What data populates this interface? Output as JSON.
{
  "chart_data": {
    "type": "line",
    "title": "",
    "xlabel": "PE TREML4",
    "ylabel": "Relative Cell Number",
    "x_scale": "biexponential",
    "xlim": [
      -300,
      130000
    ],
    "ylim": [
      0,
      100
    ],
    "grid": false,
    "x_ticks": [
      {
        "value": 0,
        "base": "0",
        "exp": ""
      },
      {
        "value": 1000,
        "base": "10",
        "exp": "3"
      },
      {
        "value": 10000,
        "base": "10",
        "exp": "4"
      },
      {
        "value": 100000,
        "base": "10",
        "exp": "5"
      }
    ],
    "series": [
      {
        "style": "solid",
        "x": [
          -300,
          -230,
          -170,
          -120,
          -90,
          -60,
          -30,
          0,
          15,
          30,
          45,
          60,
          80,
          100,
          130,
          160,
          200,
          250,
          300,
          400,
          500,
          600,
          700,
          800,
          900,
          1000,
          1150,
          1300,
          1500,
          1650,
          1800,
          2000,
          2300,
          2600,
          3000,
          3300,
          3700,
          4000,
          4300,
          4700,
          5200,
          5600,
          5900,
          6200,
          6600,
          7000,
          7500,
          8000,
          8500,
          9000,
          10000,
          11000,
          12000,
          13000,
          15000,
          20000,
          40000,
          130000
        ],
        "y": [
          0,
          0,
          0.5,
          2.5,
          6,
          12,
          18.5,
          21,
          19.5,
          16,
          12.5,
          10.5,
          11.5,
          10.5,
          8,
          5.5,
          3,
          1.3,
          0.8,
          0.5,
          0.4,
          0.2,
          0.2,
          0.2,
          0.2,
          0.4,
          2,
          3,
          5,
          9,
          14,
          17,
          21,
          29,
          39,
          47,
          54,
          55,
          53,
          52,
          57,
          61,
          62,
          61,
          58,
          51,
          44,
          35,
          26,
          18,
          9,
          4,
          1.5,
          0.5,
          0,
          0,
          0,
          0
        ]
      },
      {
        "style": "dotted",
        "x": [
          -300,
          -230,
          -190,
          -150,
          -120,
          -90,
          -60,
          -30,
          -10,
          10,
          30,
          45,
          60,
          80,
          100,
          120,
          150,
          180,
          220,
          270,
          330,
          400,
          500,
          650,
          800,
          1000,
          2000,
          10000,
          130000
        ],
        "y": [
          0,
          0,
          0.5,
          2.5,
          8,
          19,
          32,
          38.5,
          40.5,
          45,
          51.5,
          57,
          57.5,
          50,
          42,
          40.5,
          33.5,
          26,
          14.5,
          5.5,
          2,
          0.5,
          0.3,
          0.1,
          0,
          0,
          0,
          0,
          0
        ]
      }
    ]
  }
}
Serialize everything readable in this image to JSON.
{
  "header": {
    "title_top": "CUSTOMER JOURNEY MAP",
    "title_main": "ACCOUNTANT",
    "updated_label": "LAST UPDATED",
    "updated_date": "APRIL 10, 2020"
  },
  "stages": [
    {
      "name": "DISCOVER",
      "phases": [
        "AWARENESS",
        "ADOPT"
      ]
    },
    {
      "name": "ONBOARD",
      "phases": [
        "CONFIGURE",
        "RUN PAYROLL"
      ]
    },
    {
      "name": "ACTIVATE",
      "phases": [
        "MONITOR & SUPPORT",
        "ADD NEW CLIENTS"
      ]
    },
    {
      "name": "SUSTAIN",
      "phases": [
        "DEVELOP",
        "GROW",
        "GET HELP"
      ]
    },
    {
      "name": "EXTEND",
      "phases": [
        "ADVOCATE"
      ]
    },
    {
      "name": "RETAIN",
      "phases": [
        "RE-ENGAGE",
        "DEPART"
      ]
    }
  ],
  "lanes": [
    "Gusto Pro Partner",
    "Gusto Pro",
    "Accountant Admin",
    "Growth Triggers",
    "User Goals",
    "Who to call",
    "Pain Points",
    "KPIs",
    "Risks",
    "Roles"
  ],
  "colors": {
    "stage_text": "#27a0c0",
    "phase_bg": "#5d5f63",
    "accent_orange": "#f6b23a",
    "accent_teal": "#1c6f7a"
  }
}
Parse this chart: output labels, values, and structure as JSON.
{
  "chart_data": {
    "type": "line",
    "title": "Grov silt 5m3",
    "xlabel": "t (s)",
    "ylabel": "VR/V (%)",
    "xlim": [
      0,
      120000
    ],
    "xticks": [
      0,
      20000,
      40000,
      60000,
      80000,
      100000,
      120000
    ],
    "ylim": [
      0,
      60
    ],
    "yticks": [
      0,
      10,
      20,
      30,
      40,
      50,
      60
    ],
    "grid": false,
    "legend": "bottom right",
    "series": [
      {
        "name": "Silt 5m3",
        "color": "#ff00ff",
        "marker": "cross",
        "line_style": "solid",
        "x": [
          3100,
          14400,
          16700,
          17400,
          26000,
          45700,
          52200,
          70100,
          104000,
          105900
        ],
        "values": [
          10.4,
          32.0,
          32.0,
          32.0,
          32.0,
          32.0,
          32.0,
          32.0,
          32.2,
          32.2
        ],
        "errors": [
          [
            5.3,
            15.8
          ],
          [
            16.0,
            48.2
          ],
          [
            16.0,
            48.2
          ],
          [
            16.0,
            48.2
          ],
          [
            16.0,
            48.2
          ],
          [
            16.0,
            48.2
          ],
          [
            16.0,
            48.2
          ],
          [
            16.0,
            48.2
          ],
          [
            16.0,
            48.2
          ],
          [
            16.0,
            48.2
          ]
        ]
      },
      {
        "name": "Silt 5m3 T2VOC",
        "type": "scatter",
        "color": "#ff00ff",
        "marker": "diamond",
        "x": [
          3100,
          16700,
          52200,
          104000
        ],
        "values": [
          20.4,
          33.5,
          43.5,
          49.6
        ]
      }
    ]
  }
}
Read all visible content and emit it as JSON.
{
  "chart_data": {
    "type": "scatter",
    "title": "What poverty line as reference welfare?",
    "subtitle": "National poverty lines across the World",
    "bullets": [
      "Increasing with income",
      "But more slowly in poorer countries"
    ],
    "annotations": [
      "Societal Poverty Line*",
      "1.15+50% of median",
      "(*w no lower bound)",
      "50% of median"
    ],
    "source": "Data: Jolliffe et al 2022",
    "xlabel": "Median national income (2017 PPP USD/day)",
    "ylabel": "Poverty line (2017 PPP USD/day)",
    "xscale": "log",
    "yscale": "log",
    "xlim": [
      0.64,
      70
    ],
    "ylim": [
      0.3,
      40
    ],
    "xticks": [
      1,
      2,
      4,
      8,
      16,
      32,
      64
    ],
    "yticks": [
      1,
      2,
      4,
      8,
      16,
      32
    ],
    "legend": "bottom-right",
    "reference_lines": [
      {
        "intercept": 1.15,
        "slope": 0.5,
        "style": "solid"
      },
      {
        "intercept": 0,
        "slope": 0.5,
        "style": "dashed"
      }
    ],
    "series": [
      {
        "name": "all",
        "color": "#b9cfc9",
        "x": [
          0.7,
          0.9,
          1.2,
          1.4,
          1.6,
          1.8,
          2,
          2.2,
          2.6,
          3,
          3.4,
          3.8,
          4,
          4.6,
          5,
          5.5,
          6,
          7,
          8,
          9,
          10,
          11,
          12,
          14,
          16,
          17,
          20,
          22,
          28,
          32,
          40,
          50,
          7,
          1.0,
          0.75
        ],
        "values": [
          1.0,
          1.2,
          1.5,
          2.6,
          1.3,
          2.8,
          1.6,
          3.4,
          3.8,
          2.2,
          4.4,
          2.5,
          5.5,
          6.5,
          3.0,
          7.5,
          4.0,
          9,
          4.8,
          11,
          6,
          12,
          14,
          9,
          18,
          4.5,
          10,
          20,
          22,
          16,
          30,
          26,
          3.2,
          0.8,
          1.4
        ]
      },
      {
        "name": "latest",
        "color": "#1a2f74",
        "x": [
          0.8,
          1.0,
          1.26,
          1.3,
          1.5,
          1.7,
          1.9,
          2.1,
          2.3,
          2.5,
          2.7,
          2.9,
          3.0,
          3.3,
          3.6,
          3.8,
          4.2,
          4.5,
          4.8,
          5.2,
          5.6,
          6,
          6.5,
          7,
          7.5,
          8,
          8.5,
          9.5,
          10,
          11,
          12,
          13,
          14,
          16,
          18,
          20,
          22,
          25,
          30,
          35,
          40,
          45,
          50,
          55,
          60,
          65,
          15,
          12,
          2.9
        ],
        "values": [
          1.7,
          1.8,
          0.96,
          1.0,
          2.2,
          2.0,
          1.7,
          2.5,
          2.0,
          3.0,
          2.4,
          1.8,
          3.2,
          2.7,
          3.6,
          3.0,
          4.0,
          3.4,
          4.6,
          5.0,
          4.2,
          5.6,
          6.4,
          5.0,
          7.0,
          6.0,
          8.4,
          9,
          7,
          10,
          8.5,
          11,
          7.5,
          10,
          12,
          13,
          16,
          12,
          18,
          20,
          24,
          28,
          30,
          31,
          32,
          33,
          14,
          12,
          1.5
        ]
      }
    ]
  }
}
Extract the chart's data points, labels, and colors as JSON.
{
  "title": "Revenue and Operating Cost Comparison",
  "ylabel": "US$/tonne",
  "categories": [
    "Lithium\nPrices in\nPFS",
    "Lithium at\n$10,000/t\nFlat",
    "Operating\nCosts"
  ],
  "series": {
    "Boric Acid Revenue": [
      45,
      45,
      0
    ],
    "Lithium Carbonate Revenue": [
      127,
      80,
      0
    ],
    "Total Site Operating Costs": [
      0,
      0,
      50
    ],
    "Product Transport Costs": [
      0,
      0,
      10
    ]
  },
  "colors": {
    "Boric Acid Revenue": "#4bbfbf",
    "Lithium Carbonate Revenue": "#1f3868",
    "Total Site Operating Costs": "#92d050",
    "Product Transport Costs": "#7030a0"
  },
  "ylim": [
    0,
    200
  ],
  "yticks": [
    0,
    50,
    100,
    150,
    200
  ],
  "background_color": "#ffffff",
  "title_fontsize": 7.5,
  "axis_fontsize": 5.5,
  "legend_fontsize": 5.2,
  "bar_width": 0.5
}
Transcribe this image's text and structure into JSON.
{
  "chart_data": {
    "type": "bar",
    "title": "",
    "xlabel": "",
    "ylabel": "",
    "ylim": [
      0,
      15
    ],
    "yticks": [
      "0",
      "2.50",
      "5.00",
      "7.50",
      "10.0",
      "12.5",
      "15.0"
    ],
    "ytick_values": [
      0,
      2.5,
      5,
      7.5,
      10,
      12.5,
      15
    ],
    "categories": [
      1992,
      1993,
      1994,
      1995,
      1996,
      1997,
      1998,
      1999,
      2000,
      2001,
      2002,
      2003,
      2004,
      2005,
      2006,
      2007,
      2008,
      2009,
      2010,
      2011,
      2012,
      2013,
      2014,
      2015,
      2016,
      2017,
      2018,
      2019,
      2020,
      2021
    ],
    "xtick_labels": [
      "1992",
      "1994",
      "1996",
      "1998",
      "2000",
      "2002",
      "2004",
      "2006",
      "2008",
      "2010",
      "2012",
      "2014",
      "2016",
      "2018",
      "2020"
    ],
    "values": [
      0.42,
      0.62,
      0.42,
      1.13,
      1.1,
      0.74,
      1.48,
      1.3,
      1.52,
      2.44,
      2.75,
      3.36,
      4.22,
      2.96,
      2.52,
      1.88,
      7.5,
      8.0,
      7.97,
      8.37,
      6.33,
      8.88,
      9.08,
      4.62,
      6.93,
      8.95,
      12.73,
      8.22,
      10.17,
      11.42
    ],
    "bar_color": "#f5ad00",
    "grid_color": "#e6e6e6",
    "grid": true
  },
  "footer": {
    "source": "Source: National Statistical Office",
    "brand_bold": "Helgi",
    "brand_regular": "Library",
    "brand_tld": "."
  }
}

__________

*Goal of the exercise*
Using the listing above, gather each line that holds the string "solid" and copy it.

*Answer to this problem*
        "style": "solid",
        "line_style": "solid",
        "style": "solid"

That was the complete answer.